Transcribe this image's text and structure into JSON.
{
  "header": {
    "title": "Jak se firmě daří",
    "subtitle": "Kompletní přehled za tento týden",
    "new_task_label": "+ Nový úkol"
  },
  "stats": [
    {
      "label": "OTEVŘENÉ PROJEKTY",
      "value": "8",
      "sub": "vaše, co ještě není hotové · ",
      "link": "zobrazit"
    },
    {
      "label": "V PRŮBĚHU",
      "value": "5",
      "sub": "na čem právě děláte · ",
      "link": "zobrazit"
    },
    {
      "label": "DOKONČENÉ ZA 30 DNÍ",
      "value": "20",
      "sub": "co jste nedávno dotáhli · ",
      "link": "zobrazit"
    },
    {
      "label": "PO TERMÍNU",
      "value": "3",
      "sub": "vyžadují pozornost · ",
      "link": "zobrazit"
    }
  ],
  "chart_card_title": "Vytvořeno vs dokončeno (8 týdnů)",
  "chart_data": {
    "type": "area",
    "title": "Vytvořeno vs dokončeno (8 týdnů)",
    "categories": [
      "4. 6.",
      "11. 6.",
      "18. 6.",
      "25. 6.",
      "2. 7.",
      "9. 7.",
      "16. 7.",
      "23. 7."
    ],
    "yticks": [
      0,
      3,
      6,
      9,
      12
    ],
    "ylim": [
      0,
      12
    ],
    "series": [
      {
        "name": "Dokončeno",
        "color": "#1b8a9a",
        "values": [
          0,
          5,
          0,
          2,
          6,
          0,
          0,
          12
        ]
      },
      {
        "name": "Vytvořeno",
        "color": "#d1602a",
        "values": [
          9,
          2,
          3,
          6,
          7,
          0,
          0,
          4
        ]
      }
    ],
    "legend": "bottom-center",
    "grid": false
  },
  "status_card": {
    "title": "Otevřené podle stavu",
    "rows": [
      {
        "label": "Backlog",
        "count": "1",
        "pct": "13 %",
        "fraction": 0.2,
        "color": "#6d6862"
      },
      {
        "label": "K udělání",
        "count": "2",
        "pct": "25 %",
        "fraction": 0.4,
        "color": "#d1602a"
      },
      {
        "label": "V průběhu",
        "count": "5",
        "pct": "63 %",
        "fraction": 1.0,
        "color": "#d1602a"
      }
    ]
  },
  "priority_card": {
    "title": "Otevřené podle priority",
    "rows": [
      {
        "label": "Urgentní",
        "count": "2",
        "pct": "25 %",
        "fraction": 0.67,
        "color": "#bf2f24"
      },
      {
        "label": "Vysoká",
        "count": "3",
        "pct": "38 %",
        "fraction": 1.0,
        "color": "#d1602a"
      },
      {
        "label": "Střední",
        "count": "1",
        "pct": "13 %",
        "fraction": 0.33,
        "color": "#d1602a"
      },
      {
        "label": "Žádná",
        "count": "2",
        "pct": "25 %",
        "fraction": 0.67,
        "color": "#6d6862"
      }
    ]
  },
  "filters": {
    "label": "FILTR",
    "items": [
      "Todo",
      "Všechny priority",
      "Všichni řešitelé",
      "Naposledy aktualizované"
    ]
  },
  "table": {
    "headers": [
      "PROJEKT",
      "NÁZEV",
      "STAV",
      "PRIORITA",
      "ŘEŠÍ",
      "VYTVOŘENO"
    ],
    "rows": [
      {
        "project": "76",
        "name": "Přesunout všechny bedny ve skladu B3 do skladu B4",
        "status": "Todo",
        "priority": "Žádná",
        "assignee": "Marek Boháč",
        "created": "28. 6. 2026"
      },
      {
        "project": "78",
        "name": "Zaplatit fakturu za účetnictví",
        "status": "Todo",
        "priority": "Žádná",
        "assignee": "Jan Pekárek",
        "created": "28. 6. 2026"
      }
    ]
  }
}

◆ ◆ ◆ ◆ ◆ ◆ ◆

EXERCISE INSTRUCTIONS: Which lines include "name"? Copy each of them out.

FINAL RESULT:
        "name": "Dokončeno",
        "name": "Vytvořeno",
        "name": "Přesunout všechny bedny ve skladu B3 do skladu B4",
        "name": "Zaplatit fakturu za účetnictví",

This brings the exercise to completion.